§ REQUEST:
Images are not part of the copy; write out the rest of the data exactly as given.

:::::

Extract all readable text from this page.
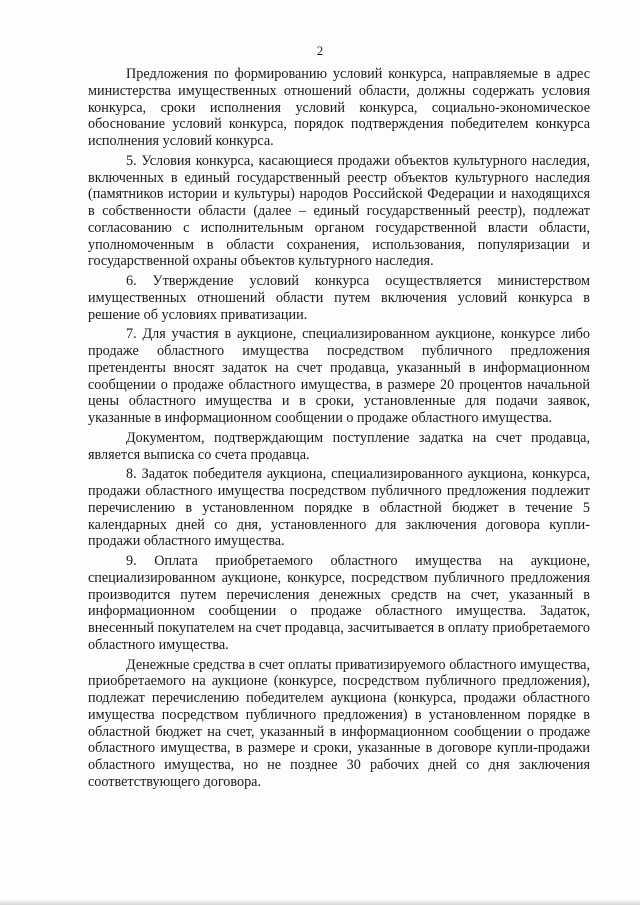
2

Предложения по формированию условий конкурса, направляемые в адрес министерства имущественных отношений области, должны содержать условия конкурса, сроки исполнения условий конкурса, социально-экономическое обоснование условий конкурса, порядок подтверждения победителем конкурса исполнения условий конкурса.

5. Условия конкурса, касающиеся продажи объектов культурного наследия, включенных в единый государственный реестр объектов культурного наследия (памятников истории и культуры) народов Российской Федерации и находящихся в собственности области (далее – единый государственный реестр), подлежат согласованию с исполнительным органом государственной власти области, уполномоченным в области сохранения, использования, популяризации и государственной охраны объектов культурного наследия.

6. Утверждение условий конкурса осуществляется министерством имущественных отношений области путем включения условий конкурса в решение об условиях приватизации.

7. Для участия в аукционе, специализированном аукционе, конкурсе либо продаже областного имущества посредством публичного предложения претенденты вносят задаток на счет продавца, указанный в информационном сообщении о продаже областного имущества, в размере 20 процентов начальной цены областного имущества и в сроки, установленные для подачи заявок, указанные в информационном сообщении о продаже областного имущества.

Документом, подтверждающим поступление задатка на счет продавца, является выписка со счета продавца.

8. Задаток победителя аукциона, специализированного аукциона, конкурса, продажи областного имущества посредством публичного предложения подлежит перечислению в установленном порядке в областной бюджет в течение 5 календарных дней со дня, установленного для заключения договора купли-продажи областного имущества.

9. Оплата приобретаемого областного имущества на аукционе, специализированном аукционе, конкурсе, посредством публичного предложения производится путем перечисления денежных средств на счет, указанный в информационном сообщении о продаже областного имущества. Задаток, внесенный покупателем на счет продавца, засчитывается в оплату приобретаемого областного имущества.

Денежные средства в счет оплаты приватизируемого областного имущества, приобретаемого на аукционе (конкурсе, посредством публичного предложения), подлежат перечислению победителем аукциона (конкурса, продажи областного имущества посредством публичного предложения) в установленном порядке в областной бюджет на счет, указанный в информационном сообщении о продаже областного имущества, в размере и сроки, указанные в договоре купли-продажи областного имущества, но не позднее 30 рабочих дней со дня заключения соответствующего договора.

:::::

§ RESULT:
Extract all readable text from this page.
2

Предложения по формированию условий конкурса, направляемые в адрес министерства имущественных отношений области, должны содержать условия конкурса, сроки исполнения условий конкурса, социально-экономическое обоснование условий конкурса, порядок подтверждения победителем конкурса исполнения условий конкурса.

5. Условия конкурса, касающиеся продажи объектов культурного наследия, включенных в единый государственный реестр объектов культурного наследия (памятников истории и культуры) народов Российской Федерации и находящихся в собственности области (далее – единый государственный реестр), подлежат согласованию с исполнительным органом государственной власти области, уполномоченным в области сохранения, использования, популяризации и государственной охраны объектов культурного наследия.

6. Утверждение условий конкурса осуществляется министерством имущественных отношений области путем включения условий конкурса в решение об условиях приватизации.

7. Для участия в аукционе, специализированном аукционе, конкурсе либо продаже областного имущества посредством публичного предложения претенденты вносят задаток на счет продавца, указанный в информационном сообщении о продаже областного имущества, в размере 20 процентов начальной цены областного имущества и в сроки, установленные для подачи заявок, указанные в информационном сообщении о продаже областного имущества.

Документом, подтверждающим поступление задатка на счет продавца, является выписка со счета продавца.

8. Задаток победителя аукциона, специализированного аукциона, конкурса, продажи областного имущества посредством публичного предложения подлежит перечислению в установленном порядке в областной бюджет в течение 5 календарных дней со дня, установленного для заключения договора купли-продажи областного имущества.

9. Оплата приобретаемого областного имущества на аукционе, специализированном аукционе, конкурсе, посредством публичного предложения производится путем перечисления денежных средств на счет, указанный в информационном сообщении о продаже областного имущества. Задаток, внесенный покупателем на счет продавца, засчитывается в оплату приобретаемого областного имущества.

Денежные средства в счет оплаты приватизируемого областного имущества, приобретаемого на аукционе (конкурсе, посредством публичного предложения), подлежат перечислению победителем аукциона (конкурса, продажи областного имущества посредством публичного предложения) в установленном порядке в областной бюджет на счет, указанный в информационном сообщении о продаже областного имущества, в размере и сроки, указанные в договоре купли-продажи областного имущества, но не позднее 30 рабочих дней со дня заключения соответствующего договора.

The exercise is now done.